- DATA RECORDS
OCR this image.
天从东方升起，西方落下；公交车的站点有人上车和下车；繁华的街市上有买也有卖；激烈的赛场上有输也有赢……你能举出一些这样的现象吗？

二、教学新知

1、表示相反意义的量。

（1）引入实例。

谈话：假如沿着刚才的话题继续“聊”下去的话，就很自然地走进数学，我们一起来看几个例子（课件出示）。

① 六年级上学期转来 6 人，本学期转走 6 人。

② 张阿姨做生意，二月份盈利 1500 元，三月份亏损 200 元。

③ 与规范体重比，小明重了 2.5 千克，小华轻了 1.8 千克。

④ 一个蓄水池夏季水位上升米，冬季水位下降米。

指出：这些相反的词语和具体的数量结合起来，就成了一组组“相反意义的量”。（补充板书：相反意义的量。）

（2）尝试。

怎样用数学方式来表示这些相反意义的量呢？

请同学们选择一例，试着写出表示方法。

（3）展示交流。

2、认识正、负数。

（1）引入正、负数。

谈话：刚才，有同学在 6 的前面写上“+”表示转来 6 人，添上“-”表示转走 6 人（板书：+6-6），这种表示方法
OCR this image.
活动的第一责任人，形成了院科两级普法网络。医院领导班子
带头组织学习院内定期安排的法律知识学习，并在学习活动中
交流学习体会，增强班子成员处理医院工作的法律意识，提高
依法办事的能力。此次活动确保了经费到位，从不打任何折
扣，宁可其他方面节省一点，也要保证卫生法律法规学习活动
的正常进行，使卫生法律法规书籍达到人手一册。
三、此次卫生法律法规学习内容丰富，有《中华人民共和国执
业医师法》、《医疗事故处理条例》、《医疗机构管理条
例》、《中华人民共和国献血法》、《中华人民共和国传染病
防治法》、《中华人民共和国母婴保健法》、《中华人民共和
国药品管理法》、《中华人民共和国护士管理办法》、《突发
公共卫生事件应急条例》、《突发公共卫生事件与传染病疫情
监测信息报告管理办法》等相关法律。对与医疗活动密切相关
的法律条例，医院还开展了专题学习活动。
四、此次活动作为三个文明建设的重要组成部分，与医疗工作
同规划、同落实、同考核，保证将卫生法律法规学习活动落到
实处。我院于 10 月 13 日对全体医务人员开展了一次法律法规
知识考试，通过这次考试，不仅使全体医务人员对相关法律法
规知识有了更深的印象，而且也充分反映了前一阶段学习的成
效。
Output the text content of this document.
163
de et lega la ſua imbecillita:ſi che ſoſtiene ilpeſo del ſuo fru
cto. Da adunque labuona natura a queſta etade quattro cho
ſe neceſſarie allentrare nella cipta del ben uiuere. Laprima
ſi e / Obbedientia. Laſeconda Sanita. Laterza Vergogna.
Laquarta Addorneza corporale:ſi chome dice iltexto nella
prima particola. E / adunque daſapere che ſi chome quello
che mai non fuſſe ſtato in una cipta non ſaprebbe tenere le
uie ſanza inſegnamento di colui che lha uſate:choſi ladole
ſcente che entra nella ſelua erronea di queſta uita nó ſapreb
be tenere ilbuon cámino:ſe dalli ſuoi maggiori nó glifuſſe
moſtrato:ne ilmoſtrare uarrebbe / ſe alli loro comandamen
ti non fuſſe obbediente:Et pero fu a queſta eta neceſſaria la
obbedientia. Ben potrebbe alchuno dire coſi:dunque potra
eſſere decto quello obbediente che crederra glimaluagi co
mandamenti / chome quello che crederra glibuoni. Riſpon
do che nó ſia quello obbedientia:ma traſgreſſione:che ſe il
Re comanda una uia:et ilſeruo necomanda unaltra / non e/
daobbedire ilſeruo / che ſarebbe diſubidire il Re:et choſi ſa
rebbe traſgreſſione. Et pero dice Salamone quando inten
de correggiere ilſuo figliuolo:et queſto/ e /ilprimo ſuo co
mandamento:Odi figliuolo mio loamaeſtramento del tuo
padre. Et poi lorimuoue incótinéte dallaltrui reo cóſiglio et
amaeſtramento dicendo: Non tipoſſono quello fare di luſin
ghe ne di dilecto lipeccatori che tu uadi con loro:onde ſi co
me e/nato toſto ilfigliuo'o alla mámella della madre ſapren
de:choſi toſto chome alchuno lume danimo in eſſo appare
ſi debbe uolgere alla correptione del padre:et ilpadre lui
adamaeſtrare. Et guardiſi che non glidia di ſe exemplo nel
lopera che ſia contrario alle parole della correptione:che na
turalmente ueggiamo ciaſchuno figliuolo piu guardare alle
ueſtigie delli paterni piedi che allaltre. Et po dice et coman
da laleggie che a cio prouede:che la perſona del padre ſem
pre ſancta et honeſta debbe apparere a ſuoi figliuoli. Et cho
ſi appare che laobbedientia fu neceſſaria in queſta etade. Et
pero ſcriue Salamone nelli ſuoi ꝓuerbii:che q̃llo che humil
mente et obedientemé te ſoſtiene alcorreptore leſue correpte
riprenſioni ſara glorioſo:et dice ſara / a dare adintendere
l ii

- THE REQUEST
Write out every record verbatim.

- RESULT FOR THIS TASK
OCR this image.
天从东方升起，西方落下；公交车的站点有人上车和下车；繁华的街市上有买也有卖；激烈的赛场上有输也有赢……你能举出一些这样的现象吗？

二、教学新知

1、表示相反意义的量。

（1）引入实例。

谈话：假如沿着刚才的话题继续“聊”下去的话，就很自然地走进数学，我们一起来看几个例子（课件出示）。

① 六年级上学期转来 6 人，本学期转走 6 人。

② 张阿姨做生意，二月份盈利 1500 元，三月份亏损 200 元。

③ 与规范体重比，小明重了 2.5 千克，小华轻了 1.8 千克。

④ 一个蓄水池夏季水位上升米，冬季水位下降米。

指出：这些相反的词语和具体的数量结合起来，就成了一组组“相反意义的量”。（补充板书：相反意义的量。）

（2）尝试。

怎样用数学方式来表示这些相反意义的量呢？

请同学们选择一例，试着写出表示方法。

（3）展示交流。

2、认识正、负数。

（1）引入正、负数。

谈话：刚才，有同学在 6 的前面写上“+”表示转来 6 人，添上“-”表示转走 6 人（板书：+6-6），这种表示方法
OCR this image.
活动的第一责任人，形成了院科两级普法网络。医院领导班子
带头组织学习院内定期安排的法律知识学习，并在学习活动中
交流学习体会，增强班子成员处理医院工作的法律意识，提高
依法办事的能力。此次活动确保了经费到位，从不打任何折
扣，宁可其他方面节省一点，也要保证卫生法律法规学习活动
的正常进行，使卫生法律法规书籍达到人手一册。
三、此次卫生法律法规学习内容丰富，有《中华人民共和国执
业医师法》、《医疗事故处理条例》、《医疗机构管理条
例》、《中华人民共和国献血法》、《中华人民共和国传染病
防治法》、《中华人民共和国母婴保健法》、《中华人民共和
国药品管理法》、《中华人民共和国护士管理办法》、《突发
公共卫生事件应急条例》、《突发公共卫生事件与传染病疫情
监测信息报告管理办法》等相关法律。对与医疗活动密切相关
的法律条例，医院还开展了专题学习活动。
四、此次活动作为三个文明建设的重要组成部分，与医疗工作
同规划、同落实、同考核，保证将卫生法律法规学习活动落到
实处。我院于 10 月 13 日对全体医务人员开展了一次法律法规
知识考试，通过这次考试，不仅使全体医务人员对相关法律法
规知识有了更深的印象，而且也充分反映了前一阶段学习的成
效。
Output the text content of this document.
163
de et lega la ſua imbecillita:ſi che ſoſtiene ilpeſo del ſuo fru
cto. Da adunque labuona natura a queſta etade quattro cho
ſe neceſſarie allentrare nella cipta del ben uiuere. Laprima
ſi e / Obbedientia. Laſeconda Sanita. Laterza Vergogna.
Laquarta Addorneza corporale:ſi chome dice iltexto nella
prima particola. E / adunque daſapere che ſi chome quello
che mai non fuſſe ſtato in una cipta non ſaprebbe tenere le
uie ſanza inſegnamento di colui che lha uſate:choſi ladole
ſcente che entra nella ſelua erronea di queſta uita nó ſapreb
be tenere ilbuon cámino:ſe dalli ſuoi maggiori nó glifuſſe
moſtrato:ne ilmoſtrare uarrebbe / ſe alli loro comandamen
ti non fuſſe obbediente:Et pero fu a queſta eta neceſſaria la
obbedientia. Ben potrebbe alchuno dire coſi:dunque potra
eſſere decto quello obbediente che crederra glimaluagi co
mandamenti / chome quello che crederra glibuoni. Riſpon
do che nó ſia quello obbedientia:ma traſgreſſione:che ſe il
Re comanda una uia:et ilſeruo necomanda unaltra / non e/
daobbedire ilſeruo / che ſarebbe diſubidire il Re:et choſi ſa
rebbe traſgreſſione. Et pero dice Salamone quando inten
de correggiere ilſuo figliuolo:et queſto/ e /ilprimo ſuo co
mandamento:Odi figliuolo mio loamaeſtramento del tuo
padre. Et poi lorimuoue incótinéte dallaltrui reo cóſiglio et
amaeſtramento dicendo: Non tipoſſono quello fare di luſin
ghe ne di dilecto lipeccatori che tu uadi con loro:onde ſi co
me e/nato toſto ilfigliuo'o alla mámella della madre ſapren
de:choſi toſto chome alchuno lume danimo in eſſo appare
ſi debbe uolgere alla correptione del padre:et ilpadre lui
adamaeſtrare. Et guardiſi che non glidia di ſe exemplo nel
lopera che ſia contrario alle parole della correptione:che na
turalmente ueggiamo ciaſchuno figliuolo piu guardare alle
ueſtigie delli paterni piedi che allaltre. Et po dice et coman
da laleggie che a cio prouede:che la perſona del padre ſem
pre ſancta et honeſta debbe apparere a ſuoi figliuoli. Et cho
ſi appare che laobbedientia fu neceſſaria in queſta etade. Et
pero ſcriue Salamone nelli ſuoi ꝓuerbii:che q̃llo che humil
mente et obedientemé te ſoſtiene alcorreptore leſue correpte
riprenſioni ſara glorioſo:et dice ſara / a dare adintendere
l ii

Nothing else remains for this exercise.